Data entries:
-- begin --
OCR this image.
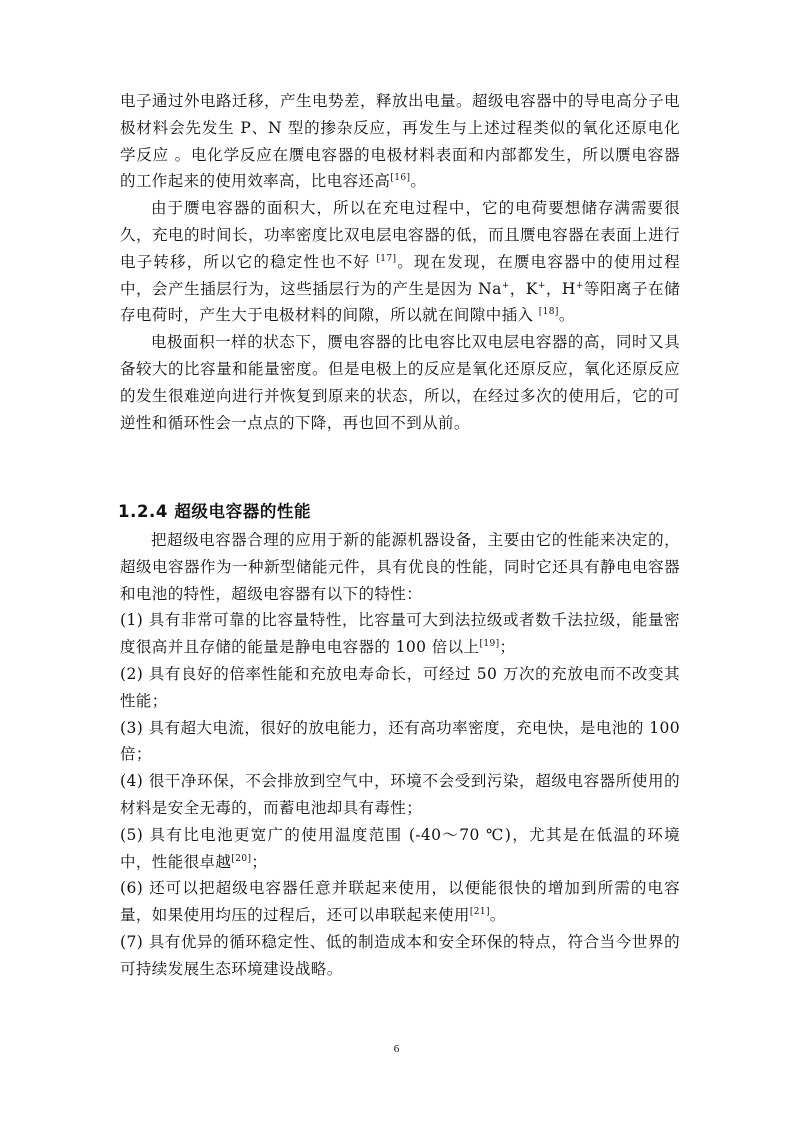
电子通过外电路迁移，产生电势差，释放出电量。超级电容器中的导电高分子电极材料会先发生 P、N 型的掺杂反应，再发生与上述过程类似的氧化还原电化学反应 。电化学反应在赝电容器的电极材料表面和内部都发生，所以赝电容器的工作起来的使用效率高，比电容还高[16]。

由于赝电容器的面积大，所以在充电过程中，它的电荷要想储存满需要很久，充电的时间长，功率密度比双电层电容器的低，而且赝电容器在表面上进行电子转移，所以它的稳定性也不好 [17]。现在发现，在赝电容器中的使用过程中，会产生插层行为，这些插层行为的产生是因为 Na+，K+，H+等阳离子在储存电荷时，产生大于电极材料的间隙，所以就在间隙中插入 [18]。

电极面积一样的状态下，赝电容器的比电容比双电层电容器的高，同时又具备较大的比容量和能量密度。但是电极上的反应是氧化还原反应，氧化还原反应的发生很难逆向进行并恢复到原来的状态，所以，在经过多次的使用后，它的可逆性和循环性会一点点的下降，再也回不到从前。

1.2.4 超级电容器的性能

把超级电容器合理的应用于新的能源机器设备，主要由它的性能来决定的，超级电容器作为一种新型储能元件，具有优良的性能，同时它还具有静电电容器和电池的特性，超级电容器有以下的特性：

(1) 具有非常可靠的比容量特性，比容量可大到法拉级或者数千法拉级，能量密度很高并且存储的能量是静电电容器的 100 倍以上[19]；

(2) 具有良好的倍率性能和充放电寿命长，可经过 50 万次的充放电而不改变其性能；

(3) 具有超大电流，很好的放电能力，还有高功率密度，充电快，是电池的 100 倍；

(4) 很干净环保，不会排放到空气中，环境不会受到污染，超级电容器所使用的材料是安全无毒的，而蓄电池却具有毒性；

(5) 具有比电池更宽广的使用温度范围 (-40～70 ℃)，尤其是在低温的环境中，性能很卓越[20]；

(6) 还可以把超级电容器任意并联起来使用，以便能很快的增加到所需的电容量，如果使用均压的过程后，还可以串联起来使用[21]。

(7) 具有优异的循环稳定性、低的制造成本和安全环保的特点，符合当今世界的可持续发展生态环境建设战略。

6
-- end --
-- begin --
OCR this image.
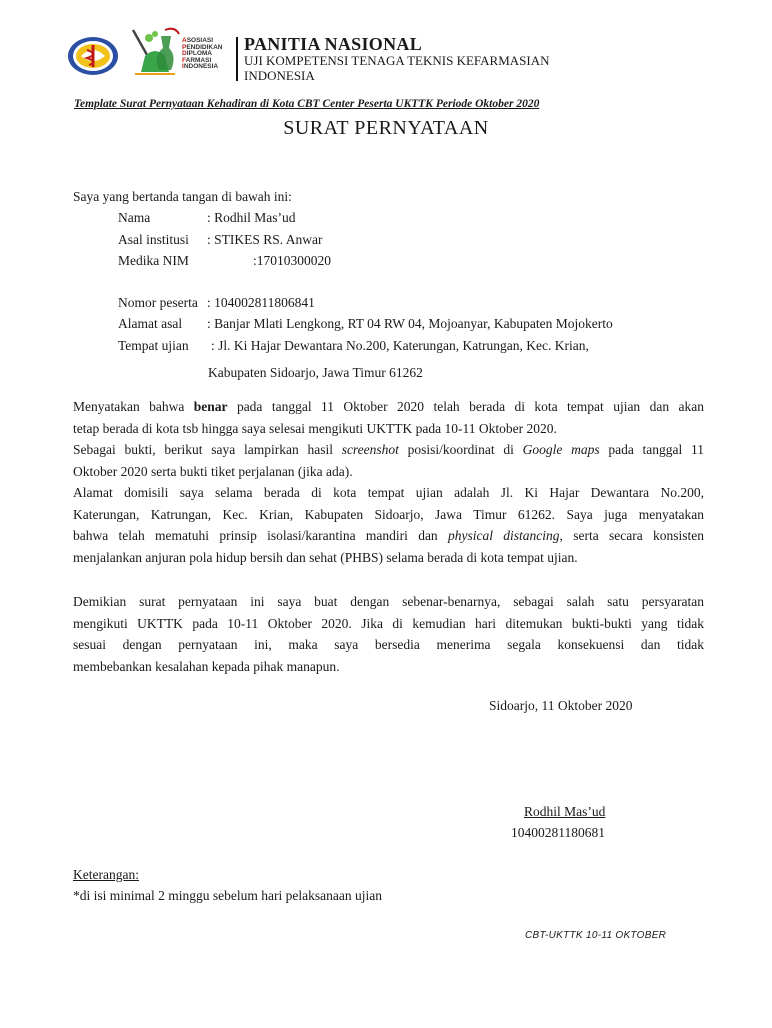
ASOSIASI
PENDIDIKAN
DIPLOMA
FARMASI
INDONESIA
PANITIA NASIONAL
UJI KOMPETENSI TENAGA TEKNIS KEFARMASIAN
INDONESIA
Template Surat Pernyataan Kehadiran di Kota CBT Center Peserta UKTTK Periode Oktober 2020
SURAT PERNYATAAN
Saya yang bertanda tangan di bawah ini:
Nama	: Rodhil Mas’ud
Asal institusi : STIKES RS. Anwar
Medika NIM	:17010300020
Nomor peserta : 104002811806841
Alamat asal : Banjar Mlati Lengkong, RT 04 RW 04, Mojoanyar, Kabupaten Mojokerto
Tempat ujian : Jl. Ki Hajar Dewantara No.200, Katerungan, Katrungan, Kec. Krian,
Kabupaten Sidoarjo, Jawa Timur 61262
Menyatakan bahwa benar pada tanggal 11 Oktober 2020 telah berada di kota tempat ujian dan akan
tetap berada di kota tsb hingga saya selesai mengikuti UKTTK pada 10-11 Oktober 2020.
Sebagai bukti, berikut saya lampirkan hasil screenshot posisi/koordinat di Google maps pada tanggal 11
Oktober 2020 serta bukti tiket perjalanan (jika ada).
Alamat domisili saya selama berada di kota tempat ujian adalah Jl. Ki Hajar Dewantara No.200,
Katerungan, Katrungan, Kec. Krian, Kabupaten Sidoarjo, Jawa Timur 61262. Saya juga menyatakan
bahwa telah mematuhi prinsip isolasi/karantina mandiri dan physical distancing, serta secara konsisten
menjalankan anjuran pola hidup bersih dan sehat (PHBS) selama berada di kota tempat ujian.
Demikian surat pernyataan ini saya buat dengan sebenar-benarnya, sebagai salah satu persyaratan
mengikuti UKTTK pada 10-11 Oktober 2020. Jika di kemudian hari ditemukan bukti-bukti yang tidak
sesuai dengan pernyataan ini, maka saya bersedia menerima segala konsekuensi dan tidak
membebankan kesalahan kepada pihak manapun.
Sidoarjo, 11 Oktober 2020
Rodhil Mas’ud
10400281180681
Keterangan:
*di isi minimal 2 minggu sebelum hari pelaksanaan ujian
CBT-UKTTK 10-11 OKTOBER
-- end --
-- begin --
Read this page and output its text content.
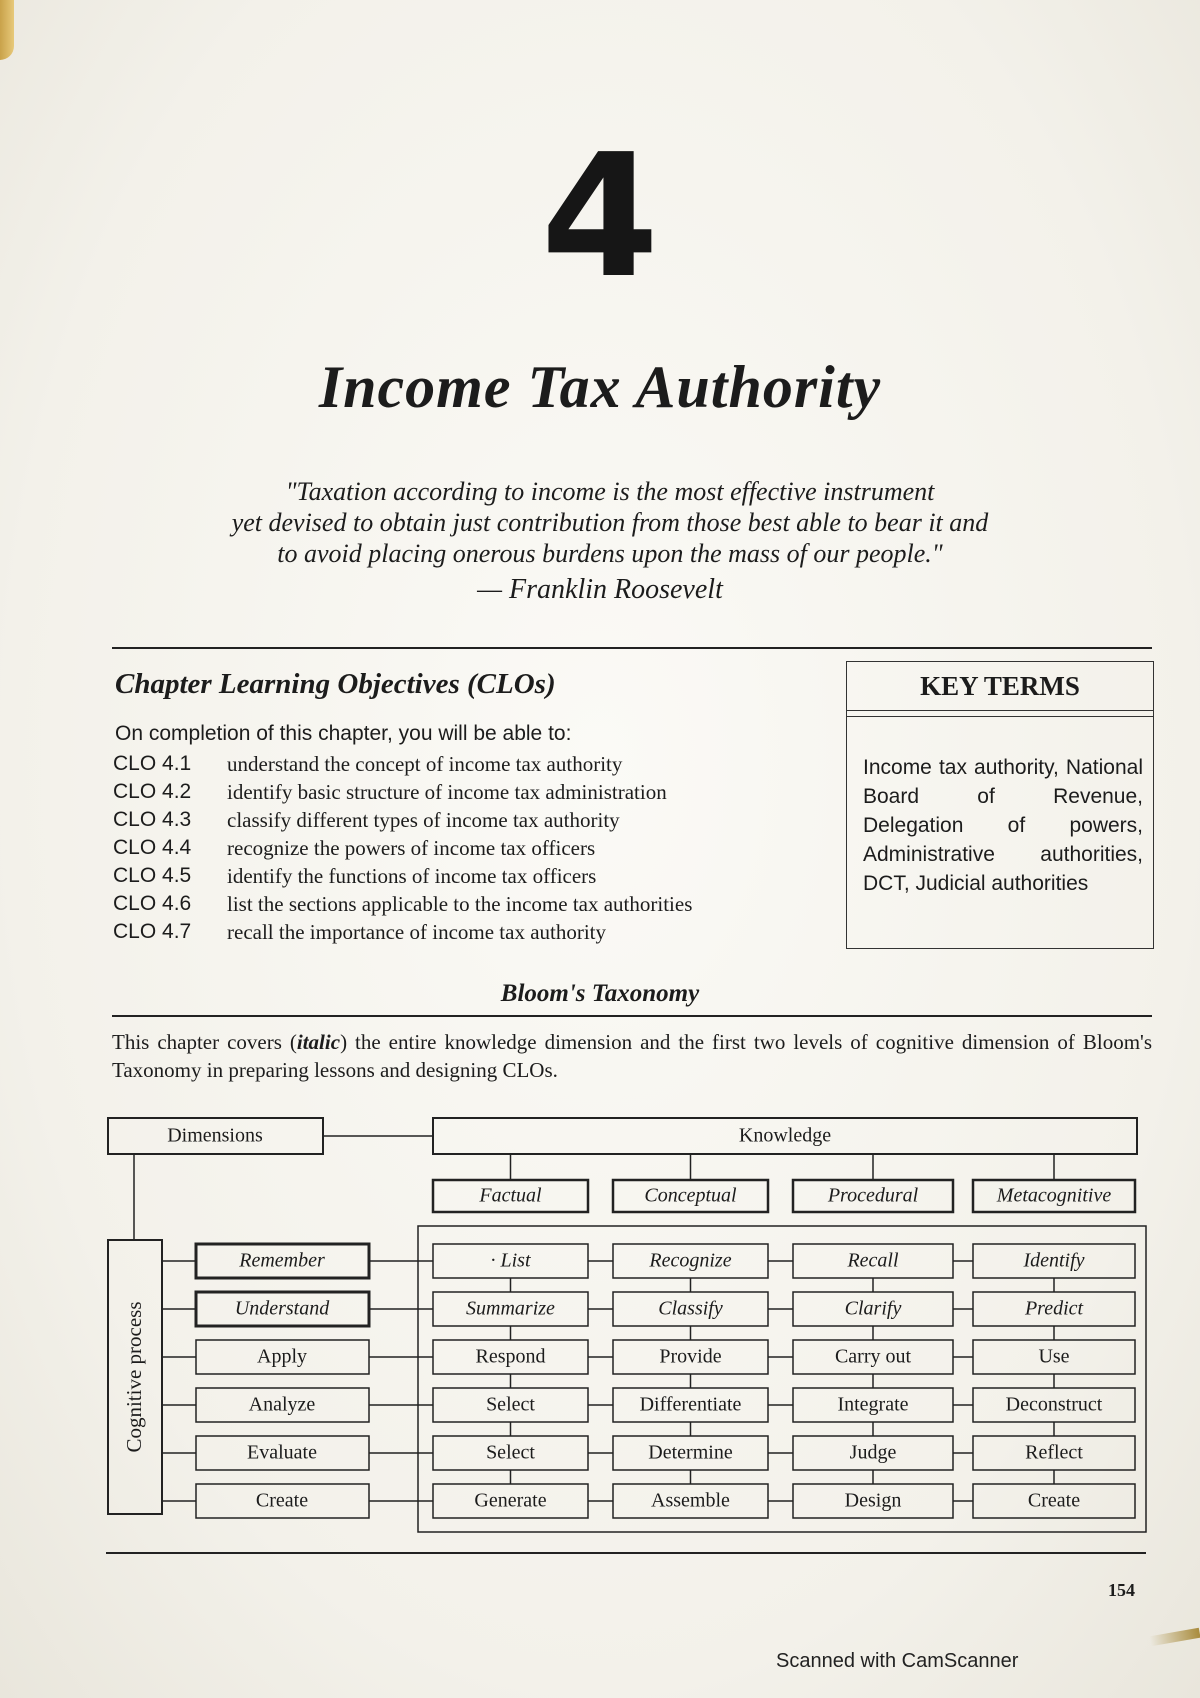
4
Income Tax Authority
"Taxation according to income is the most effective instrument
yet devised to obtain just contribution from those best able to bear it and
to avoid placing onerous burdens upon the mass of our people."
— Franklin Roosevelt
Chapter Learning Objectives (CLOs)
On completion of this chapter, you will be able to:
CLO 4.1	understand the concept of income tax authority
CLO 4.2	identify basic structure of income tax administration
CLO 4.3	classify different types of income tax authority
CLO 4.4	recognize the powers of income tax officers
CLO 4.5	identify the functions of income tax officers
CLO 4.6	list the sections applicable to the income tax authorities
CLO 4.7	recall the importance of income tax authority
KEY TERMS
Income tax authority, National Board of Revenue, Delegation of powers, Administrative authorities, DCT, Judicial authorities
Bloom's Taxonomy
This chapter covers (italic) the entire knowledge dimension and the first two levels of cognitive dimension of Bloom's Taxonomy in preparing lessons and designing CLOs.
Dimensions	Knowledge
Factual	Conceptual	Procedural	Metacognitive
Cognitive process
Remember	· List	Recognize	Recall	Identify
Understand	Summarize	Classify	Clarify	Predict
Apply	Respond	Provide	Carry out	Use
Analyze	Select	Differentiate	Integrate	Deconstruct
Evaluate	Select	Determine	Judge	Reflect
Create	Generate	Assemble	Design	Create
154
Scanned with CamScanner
-- end --
GOAL: Which lines hold the word "yang"? Return all of them from the records above.

TASK SOLUTION:
Saya yang bertanda tangan di bawah ini:
mengikuti UKTTK pada 10-11 Oktober 2020. Jika di kemudian hari ditemukan bukti-bukti yang tidak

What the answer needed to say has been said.